-- START ENTRIES PROVIDED --

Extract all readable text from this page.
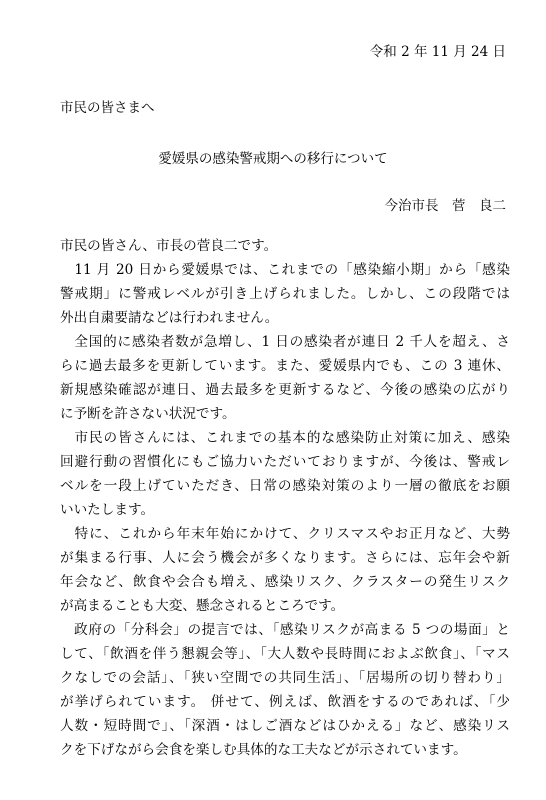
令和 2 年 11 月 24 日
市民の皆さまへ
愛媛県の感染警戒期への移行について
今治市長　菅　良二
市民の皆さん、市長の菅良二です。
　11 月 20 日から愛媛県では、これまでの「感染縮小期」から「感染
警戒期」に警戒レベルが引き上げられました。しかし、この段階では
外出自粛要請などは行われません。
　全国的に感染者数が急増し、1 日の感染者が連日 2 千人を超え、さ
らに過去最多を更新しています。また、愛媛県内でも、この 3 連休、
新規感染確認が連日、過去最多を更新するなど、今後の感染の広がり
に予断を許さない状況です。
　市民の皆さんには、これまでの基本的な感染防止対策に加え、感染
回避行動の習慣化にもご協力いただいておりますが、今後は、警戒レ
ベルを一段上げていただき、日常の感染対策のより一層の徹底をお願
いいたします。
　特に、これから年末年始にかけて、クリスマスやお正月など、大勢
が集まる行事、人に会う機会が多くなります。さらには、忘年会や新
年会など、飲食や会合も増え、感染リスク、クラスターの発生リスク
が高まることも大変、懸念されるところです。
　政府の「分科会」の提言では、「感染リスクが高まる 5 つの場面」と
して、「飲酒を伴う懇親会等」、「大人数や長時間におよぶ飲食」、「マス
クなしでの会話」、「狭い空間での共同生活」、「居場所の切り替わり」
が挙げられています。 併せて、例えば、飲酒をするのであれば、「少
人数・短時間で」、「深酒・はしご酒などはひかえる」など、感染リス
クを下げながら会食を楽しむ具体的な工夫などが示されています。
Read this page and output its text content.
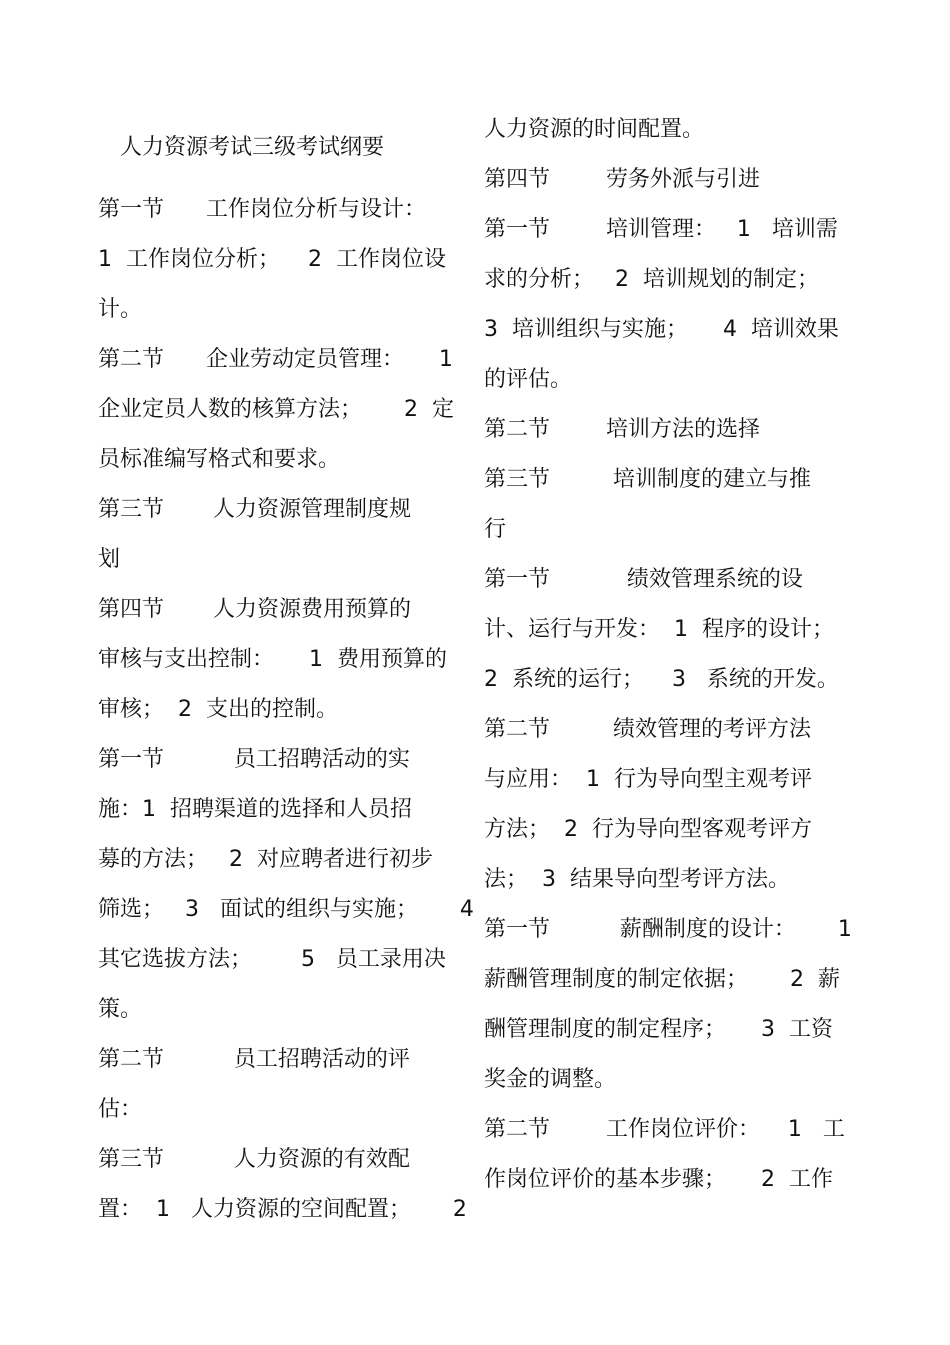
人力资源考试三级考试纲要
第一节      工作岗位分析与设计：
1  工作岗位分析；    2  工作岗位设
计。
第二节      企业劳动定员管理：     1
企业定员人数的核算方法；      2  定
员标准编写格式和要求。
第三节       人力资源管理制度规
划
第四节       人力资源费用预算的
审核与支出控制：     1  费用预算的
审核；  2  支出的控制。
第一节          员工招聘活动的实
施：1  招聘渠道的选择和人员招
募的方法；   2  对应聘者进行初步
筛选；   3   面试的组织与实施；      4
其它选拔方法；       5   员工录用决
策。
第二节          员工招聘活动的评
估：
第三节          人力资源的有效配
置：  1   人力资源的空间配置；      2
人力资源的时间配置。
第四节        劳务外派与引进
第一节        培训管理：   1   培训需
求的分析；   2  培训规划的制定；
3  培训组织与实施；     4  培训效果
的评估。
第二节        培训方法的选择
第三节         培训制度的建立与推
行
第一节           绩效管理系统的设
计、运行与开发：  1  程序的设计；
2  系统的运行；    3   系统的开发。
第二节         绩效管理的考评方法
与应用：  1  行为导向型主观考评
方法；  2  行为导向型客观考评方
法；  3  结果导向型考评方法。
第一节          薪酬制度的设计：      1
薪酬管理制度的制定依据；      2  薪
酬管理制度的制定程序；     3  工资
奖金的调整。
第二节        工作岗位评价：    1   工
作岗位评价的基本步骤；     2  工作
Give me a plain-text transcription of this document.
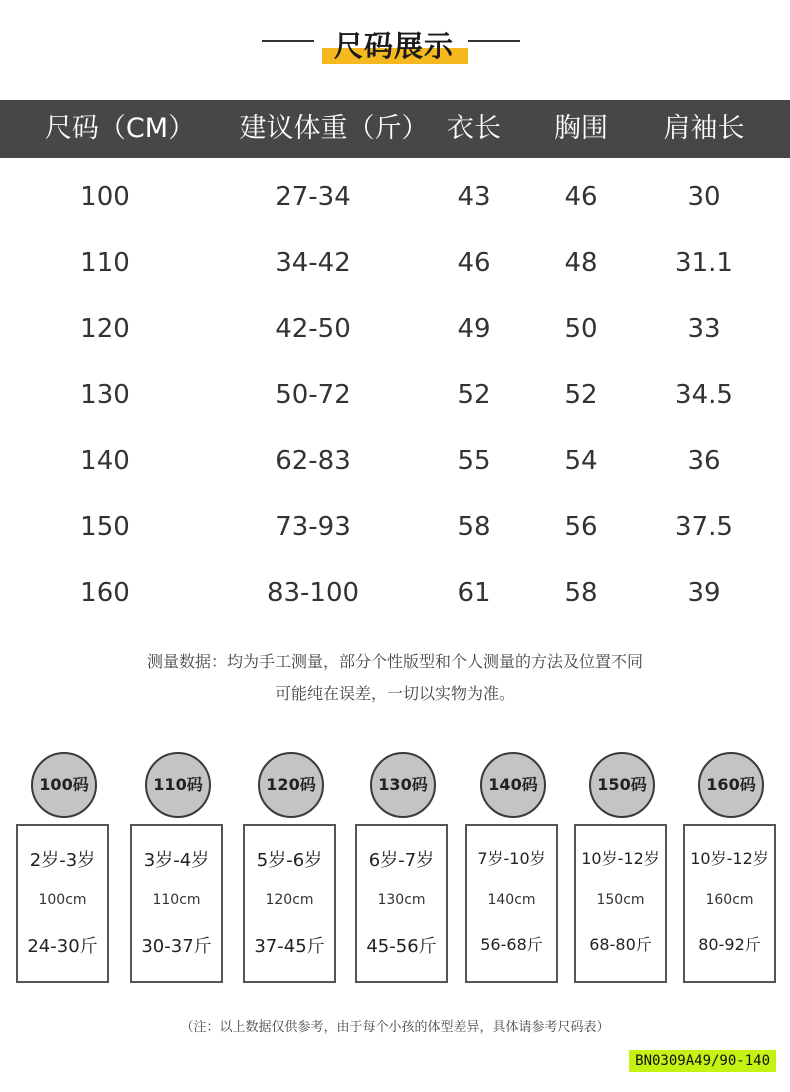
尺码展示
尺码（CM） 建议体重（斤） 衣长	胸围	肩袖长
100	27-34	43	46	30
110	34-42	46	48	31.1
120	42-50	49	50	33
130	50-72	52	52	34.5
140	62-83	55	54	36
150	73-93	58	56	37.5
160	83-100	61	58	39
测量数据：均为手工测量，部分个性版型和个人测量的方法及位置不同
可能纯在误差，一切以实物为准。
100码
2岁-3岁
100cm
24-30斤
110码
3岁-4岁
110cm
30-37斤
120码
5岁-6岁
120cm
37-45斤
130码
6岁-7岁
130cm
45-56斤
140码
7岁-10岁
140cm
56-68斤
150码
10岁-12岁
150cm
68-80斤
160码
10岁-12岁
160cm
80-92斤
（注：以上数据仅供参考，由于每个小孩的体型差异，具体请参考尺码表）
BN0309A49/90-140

-- END ENTRIES PROVIDED --

## DIRECTION
Scan the entries above for the word "text" and collect each line holding it.

## RESULT OF THIS TASK
Extract all readable text from this page.
Read this page and output its text content.
Give me a plain-text transcription of this document.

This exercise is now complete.